Record set ▸

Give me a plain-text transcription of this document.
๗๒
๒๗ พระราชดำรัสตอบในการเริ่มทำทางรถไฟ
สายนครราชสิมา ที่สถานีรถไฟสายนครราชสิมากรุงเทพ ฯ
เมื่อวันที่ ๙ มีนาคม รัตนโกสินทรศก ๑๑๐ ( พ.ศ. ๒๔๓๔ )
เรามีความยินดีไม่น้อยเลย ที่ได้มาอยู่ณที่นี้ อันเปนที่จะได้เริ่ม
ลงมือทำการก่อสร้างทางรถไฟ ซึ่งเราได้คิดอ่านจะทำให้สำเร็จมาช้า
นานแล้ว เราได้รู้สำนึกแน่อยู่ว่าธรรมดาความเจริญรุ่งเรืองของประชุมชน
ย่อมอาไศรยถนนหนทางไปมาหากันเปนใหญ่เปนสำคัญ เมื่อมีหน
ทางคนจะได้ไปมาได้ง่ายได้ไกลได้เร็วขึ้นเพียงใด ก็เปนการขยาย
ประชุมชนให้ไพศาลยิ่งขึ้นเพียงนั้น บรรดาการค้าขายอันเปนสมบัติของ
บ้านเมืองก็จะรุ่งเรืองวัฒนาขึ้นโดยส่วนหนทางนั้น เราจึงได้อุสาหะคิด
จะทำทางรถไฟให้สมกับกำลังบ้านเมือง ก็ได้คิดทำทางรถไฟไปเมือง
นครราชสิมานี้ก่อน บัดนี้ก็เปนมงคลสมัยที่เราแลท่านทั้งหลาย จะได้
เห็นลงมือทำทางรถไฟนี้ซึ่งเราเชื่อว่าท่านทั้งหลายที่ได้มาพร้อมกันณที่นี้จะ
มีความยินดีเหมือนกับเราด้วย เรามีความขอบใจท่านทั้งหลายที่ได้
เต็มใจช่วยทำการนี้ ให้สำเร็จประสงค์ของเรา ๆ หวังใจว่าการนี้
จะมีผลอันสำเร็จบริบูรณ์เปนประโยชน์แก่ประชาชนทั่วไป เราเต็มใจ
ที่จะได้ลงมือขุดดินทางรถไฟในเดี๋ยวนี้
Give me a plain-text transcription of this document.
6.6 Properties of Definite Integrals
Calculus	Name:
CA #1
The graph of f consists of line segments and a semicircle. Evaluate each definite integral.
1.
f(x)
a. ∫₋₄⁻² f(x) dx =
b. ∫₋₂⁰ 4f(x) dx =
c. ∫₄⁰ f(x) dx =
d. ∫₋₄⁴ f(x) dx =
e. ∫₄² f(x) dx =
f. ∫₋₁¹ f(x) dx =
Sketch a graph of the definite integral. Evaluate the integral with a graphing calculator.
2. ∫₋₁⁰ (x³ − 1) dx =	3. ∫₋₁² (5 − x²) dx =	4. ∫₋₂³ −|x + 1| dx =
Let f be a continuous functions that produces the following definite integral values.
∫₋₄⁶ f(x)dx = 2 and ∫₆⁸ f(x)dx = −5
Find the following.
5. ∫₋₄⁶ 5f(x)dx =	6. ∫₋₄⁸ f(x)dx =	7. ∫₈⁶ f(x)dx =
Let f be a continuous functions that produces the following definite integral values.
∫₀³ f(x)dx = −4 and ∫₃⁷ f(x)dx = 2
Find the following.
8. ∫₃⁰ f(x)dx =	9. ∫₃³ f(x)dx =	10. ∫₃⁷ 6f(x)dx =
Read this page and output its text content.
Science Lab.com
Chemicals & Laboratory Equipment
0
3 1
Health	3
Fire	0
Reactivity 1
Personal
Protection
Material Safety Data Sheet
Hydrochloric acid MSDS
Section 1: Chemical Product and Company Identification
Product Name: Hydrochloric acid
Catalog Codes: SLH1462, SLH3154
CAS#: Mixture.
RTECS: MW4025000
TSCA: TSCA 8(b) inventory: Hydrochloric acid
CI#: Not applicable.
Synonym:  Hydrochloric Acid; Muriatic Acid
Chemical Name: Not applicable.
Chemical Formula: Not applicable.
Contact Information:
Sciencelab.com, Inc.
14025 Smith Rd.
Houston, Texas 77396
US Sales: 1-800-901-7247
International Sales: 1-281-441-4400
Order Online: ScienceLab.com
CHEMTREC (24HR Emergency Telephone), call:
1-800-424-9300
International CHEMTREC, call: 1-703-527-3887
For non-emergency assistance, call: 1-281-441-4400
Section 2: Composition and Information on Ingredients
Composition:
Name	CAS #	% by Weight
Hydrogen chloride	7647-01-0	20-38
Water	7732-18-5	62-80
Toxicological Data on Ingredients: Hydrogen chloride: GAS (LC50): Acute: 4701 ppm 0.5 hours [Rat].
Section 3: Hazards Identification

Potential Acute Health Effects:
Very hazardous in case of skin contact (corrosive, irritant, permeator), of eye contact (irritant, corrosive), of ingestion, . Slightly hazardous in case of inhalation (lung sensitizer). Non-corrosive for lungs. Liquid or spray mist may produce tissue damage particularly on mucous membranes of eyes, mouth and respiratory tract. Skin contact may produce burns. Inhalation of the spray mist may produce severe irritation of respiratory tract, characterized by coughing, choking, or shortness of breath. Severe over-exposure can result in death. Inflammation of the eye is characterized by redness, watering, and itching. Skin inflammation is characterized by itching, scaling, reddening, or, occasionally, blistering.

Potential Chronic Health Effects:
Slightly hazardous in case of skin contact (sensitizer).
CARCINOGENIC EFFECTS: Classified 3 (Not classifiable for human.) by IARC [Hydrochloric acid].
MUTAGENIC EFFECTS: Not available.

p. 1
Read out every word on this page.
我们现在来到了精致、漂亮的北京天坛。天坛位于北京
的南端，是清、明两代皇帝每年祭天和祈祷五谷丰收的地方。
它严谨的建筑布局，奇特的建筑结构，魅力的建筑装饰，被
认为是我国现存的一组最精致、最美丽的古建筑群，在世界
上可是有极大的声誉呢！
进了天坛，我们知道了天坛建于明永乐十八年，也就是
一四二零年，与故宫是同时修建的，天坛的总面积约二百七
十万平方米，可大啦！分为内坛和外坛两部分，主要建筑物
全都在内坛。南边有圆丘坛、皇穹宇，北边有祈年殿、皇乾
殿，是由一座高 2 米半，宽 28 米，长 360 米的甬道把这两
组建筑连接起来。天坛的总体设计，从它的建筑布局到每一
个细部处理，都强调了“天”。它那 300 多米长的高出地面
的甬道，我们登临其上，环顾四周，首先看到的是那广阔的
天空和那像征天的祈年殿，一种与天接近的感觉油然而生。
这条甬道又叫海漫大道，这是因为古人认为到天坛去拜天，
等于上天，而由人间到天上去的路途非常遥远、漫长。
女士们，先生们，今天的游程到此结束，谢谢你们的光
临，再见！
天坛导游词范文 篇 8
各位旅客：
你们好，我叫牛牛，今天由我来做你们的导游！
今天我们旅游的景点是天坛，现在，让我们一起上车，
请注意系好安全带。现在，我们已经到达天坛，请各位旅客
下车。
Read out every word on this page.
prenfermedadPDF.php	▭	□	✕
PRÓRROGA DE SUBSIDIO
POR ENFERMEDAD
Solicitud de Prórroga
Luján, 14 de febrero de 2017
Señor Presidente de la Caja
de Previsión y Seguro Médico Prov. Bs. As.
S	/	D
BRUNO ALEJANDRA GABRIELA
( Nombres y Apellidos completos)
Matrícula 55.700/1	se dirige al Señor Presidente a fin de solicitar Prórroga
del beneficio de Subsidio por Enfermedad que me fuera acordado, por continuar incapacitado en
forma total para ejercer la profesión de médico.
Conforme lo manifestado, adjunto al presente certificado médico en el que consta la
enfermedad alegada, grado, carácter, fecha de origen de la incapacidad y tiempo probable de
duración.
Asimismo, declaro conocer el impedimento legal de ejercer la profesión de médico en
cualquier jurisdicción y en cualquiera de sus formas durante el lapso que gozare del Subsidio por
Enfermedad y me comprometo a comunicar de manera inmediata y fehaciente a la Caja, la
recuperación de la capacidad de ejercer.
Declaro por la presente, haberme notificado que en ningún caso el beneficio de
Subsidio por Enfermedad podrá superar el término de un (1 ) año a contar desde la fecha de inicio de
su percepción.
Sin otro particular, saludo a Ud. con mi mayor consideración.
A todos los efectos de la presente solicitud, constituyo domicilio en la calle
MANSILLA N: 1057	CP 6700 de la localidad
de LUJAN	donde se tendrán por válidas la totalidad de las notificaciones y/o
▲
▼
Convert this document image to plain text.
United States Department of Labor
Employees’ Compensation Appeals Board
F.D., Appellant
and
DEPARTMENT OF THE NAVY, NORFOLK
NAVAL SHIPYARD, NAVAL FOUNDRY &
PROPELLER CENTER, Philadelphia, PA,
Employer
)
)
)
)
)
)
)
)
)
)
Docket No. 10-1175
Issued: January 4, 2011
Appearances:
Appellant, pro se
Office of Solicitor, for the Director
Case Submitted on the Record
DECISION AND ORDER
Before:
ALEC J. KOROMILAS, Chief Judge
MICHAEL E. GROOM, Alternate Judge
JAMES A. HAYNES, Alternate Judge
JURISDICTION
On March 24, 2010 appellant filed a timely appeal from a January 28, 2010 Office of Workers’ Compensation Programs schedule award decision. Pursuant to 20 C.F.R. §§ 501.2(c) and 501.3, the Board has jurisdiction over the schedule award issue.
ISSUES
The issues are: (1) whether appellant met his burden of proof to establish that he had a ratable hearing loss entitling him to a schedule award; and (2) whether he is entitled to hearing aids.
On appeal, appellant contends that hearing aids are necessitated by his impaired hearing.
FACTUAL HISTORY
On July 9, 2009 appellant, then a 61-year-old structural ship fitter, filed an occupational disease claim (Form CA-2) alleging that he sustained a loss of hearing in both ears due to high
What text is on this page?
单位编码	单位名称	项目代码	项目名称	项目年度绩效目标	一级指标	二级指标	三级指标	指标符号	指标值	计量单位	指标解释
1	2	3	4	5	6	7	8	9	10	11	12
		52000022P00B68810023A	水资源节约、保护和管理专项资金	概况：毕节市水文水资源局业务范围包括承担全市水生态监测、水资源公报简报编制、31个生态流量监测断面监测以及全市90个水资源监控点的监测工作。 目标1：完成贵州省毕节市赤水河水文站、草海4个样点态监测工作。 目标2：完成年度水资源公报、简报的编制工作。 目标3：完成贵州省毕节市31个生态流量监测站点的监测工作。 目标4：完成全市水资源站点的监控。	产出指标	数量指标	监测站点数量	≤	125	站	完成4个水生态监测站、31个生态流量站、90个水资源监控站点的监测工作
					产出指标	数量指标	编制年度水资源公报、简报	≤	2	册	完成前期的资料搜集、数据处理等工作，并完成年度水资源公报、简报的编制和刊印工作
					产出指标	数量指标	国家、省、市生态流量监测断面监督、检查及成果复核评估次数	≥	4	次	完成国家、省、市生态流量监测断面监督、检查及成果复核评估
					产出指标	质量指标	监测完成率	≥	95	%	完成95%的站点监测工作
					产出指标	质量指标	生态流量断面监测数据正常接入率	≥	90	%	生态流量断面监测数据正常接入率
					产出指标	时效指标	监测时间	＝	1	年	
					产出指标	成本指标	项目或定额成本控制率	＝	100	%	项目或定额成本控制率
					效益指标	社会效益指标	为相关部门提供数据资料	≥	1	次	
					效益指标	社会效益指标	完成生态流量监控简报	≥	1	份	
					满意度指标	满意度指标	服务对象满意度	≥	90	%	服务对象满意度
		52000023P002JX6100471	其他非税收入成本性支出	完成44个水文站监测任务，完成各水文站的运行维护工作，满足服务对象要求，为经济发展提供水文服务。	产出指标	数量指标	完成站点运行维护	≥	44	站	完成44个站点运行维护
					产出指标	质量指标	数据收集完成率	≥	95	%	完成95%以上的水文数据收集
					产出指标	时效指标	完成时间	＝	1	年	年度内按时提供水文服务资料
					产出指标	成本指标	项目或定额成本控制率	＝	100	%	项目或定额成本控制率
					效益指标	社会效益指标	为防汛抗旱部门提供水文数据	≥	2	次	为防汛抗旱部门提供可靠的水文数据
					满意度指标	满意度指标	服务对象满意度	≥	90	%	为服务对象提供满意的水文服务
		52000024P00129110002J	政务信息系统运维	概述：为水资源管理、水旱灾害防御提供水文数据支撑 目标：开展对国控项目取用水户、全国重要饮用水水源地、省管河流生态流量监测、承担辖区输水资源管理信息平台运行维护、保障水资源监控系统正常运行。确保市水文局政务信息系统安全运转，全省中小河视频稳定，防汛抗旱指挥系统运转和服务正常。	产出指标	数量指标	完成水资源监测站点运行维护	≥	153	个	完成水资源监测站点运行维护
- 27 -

What the exercise asks ▸ Identify and copy lines that hold the string "Data".

Task solution ▸
Material Safety Data Sheet
Toxicological Data on Ingredients: Hydrogen chloride: GAS (LC50): Acute: 4701 ppm 0.5 hours [Rat].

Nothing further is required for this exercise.